**Records provided**
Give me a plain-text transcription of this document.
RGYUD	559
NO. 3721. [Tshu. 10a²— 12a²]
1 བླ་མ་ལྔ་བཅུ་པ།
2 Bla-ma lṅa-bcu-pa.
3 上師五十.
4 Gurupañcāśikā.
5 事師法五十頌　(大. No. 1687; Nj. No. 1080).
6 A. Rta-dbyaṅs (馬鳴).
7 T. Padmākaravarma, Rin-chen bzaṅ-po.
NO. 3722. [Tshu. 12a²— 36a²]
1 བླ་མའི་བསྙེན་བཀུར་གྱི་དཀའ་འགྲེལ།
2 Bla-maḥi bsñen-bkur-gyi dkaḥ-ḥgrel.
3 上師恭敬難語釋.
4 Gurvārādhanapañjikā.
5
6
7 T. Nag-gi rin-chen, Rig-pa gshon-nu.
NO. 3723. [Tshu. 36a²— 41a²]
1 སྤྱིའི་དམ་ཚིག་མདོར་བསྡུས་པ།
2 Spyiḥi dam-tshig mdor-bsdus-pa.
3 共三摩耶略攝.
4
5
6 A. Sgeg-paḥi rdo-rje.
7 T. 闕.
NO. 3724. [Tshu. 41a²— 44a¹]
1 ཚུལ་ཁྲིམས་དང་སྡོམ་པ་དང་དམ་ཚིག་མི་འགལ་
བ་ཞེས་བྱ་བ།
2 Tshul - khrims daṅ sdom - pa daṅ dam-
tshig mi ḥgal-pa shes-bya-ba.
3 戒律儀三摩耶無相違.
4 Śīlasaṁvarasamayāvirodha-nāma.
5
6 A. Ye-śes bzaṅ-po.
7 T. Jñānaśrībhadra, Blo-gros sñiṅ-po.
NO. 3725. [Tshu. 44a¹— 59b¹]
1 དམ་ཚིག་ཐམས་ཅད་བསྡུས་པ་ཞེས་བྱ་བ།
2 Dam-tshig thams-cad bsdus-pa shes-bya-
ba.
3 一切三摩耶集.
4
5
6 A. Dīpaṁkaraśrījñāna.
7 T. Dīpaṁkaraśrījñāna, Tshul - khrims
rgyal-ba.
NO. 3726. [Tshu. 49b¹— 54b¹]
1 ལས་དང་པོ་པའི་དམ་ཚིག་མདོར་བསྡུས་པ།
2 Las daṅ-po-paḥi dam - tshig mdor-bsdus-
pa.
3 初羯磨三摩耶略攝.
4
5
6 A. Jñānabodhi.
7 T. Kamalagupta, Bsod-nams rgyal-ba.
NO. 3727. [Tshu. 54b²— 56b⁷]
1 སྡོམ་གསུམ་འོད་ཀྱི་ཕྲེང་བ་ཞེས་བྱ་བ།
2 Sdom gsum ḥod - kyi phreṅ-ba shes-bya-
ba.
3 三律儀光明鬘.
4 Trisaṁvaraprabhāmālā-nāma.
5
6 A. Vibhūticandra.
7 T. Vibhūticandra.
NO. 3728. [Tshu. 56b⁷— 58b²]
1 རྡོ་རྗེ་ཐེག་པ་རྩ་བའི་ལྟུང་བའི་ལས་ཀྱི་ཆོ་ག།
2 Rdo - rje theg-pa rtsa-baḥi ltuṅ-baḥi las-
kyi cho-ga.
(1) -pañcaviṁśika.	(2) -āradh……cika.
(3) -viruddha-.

**Goal**
Pick out each line containing "khrims" and report it.

**Full solution**
2 Tshul - khrims daṅ sdom - pa daṅ dam-
7 T. Dīpaṁkaraśrījñāna, Tshul - khrims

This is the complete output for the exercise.